Task details:
Repeat the material verbatim and drop the pictures.

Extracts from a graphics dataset
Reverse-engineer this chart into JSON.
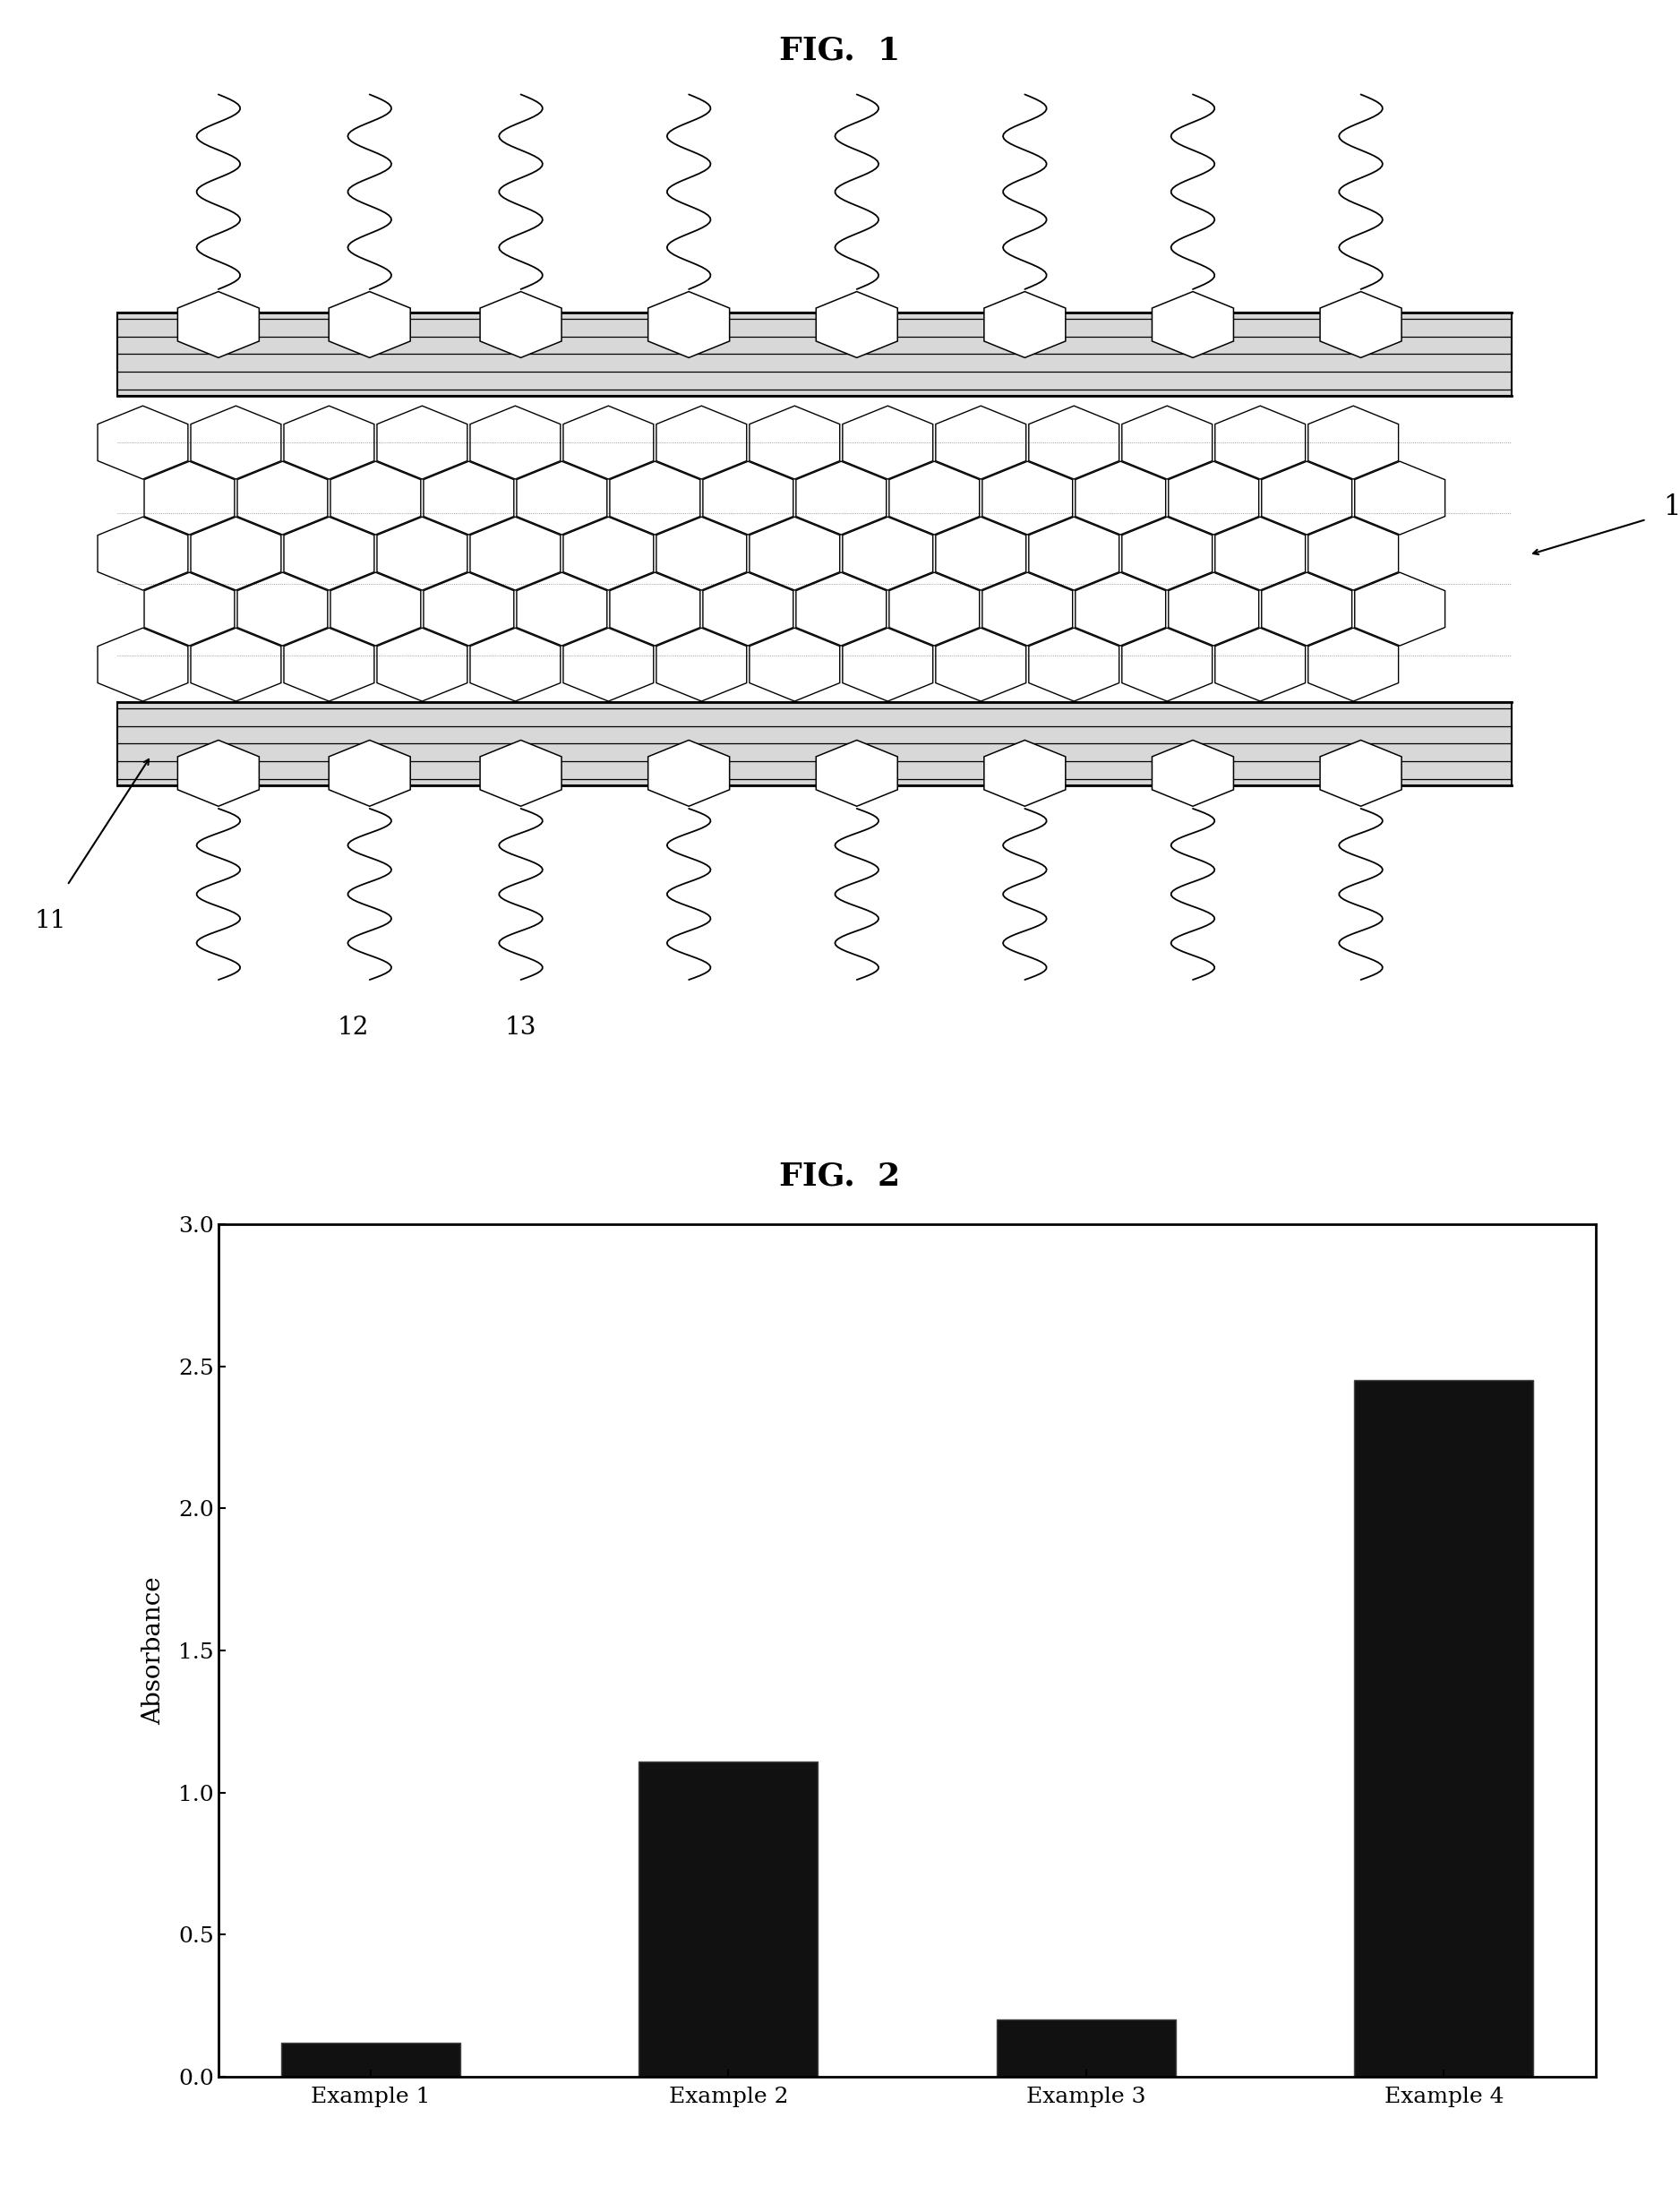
{
  "fig1_title": "FIG.  1",
  "fig2_title": "FIG.  2",
  "bar_categories": [
    "Example 1",
    "Example 2",
    "Example 3",
    "Example 4"
  ],
  "bar_values": [
    0.12,
    1.11,
    0.2,
    2.45
  ],
  "bar_color": "#111111",
  "bar_edge_color": "#444444",
  "ylabel": "Absorbance",
  "ylim": [
    0.0,
    3.0
  ],
  "yticks": [
    0.0,
    0.5,
    1.0,
    1.5,
    2.0,
    2.5,
    3.0
  ],
  "label_11": "11",
  "label_12": "12",
  "label_13": "13",
  "label_1": "1",
  "bg_color": "#ffffff",
  "title_fontsize": 26,
  "axis_fontsize": 20,
  "tick_fontsize": 18,
  "label_fontsize": 20
}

Task response:
Reverse-engineer this chart into JSON.
{
  "fig1_title": "FIG.  1",
  "fig2_title": "FIG.  2",
  "bar_categories": [
    "Example 1",
    "Example 2",
    "Example 3",
    "Example 4"
  ],
  "bar_values": [
    0.12,
    1.11,
    0.2,
    2.45
  ],
  "bar_color": "#111111",
  "bar_edge_color": "#444444",
  "ylabel": "Absorbance",
  "ylim": [
    0.0,
    3.0
  ],
  "yticks": [
    0.0,
    0.5,
    1.0,
    1.5,
    2.0,
    2.5,
    3.0
  ],
  "label_11": "11",
  "label_12": "12",
  "label_13": "13",
  "label_1": "1",
  "bg_color": "#ffffff",
  "title_fontsize": 26,
  "axis_fontsize": 20,
  "tick_fontsize": 18,
  "label_fontsize": 20
}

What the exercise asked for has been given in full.